begin Dataset extract

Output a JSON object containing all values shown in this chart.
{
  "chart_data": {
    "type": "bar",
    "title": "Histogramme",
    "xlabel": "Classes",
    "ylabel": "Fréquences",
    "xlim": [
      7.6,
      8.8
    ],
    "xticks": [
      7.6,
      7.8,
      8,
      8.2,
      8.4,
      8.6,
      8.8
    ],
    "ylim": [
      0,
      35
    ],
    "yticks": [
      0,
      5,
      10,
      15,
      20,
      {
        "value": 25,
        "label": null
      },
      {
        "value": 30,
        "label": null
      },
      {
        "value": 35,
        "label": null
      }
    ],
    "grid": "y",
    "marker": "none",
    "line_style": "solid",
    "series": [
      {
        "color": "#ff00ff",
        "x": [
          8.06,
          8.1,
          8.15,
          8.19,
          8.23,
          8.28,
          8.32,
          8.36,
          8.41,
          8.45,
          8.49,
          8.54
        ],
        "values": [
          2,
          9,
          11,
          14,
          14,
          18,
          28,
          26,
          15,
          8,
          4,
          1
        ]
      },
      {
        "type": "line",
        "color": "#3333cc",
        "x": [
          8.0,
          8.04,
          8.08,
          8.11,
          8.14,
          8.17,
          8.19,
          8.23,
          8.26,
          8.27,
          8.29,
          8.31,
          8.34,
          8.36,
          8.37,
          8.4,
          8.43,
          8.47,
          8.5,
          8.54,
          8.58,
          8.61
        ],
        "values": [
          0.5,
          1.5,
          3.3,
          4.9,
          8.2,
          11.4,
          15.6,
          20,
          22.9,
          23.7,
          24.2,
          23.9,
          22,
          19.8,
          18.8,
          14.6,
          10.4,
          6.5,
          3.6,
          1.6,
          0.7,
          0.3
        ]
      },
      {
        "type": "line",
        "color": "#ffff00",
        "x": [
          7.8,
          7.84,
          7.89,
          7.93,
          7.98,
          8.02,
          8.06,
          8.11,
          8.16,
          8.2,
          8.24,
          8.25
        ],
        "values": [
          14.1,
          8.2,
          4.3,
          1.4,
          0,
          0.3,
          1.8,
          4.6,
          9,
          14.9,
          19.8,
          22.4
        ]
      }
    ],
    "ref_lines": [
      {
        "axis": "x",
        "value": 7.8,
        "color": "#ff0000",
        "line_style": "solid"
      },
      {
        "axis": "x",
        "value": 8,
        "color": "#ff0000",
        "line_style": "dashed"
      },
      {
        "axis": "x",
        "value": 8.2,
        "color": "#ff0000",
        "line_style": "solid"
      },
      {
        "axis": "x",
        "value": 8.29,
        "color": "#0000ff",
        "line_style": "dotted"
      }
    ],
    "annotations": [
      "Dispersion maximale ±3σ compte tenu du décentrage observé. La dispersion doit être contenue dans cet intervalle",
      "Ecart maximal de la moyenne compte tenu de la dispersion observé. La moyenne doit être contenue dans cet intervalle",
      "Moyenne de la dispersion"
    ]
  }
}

end Dataset extract

- **Set problem**
The data above must be returned in full, exactly as written.

- **Output for this task**
Output a JSON object containing all values shown in this chart.
{
  "chart_data": {
    "type": "bar",
    "title": "Histogramme",
    "xlabel": "Classes",
    "ylabel": "Fréquences",
    "xlim": [
      7.6,
      8.8
    ],
    "xticks": [
      7.6,
      7.8,
      8,
      8.2,
      8.4,
      8.6,
      8.8
    ],
    "ylim": [
      0,
      35
    ],
    "yticks": [
      0,
      5,
      10,
      15,
      20,
      {
        "value": 25,
        "label": null
      },
      {
        "value": 30,
        "label": null
      },
      {
        "value": 35,
        "label": null
      }
    ],
    "grid": "y",
    "marker": "none",
    "line_style": "solid",
    "series": [
      {
        "color": "#ff00ff",
        "x": [
          8.06,
          8.1,
          8.15,
          8.19,
          8.23,
          8.28,
          8.32,
          8.36,
          8.41,
          8.45,
          8.49,
          8.54
        ],
        "values": [
          2,
          9,
          11,
          14,
          14,
          18,
          28,
          26,
          15,
          8,
          4,
          1
        ]
      },
      {
        "type": "line",
        "color": "#3333cc",
        "x": [
          8.0,
          8.04,
          8.08,
          8.11,
          8.14,
          8.17,
          8.19,
          8.23,
          8.26,
          8.27,
          8.29,
          8.31,
          8.34,
          8.36,
          8.37,
          8.4,
          8.43,
          8.47,
          8.5,
          8.54,
          8.58,
          8.61
        ],
        "values": [
          0.5,
          1.5,
          3.3,
          4.9,
          8.2,
          11.4,
          15.6,
          20,
          22.9,
          23.7,
          24.2,
          23.9,
          22,
          19.8,
          18.8,
          14.6,
          10.4,
          6.5,
          3.6,
          1.6,
          0.7,
          0.3
        ]
      },
      {
        "type": "line",
        "color": "#ffff00",
        "x": [
          7.8,
          7.84,
          7.89,
          7.93,
          7.98,
          8.02,
          8.06,
          8.11,
          8.16,
          8.2,
          8.24,
          8.25
        ],
        "values": [
          14.1,
          8.2,
          4.3,
          1.4,
          0,
          0.3,
          1.8,
          4.6,
          9,
          14.9,
          19.8,
          22.4
        ]
      }
    ],
    "ref_lines": [
      {
        "axis": "x",
        "value": 7.8,
        "color": "#ff0000",
        "line_style": "solid"
      },
      {
        "axis": "x",
        "value": 8,
        "color": "#ff0000",
        "line_style": "dashed"
      },
      {
        "axis": "x",
        "value": 8.2,
        "color": "#ff0000",
        "line_style": "solid"
      },
      {
        "axis": "x",
        "value": 8.29,
        "color": "#0000ff",
        "line_style": "dotted"
      }
    ],
    "annotations": [
      "Dispersion maximale ±3σ compte tenu du décentrage observé. La dispersion doit être contenue dans cet intervalle",
      "Ecart maximal de la moyenne compte tenu de la dispersion observé. La moyenne doit être contenue dans cet intervalle",
      "Moyenne de la dispersion"
    ]
  }
}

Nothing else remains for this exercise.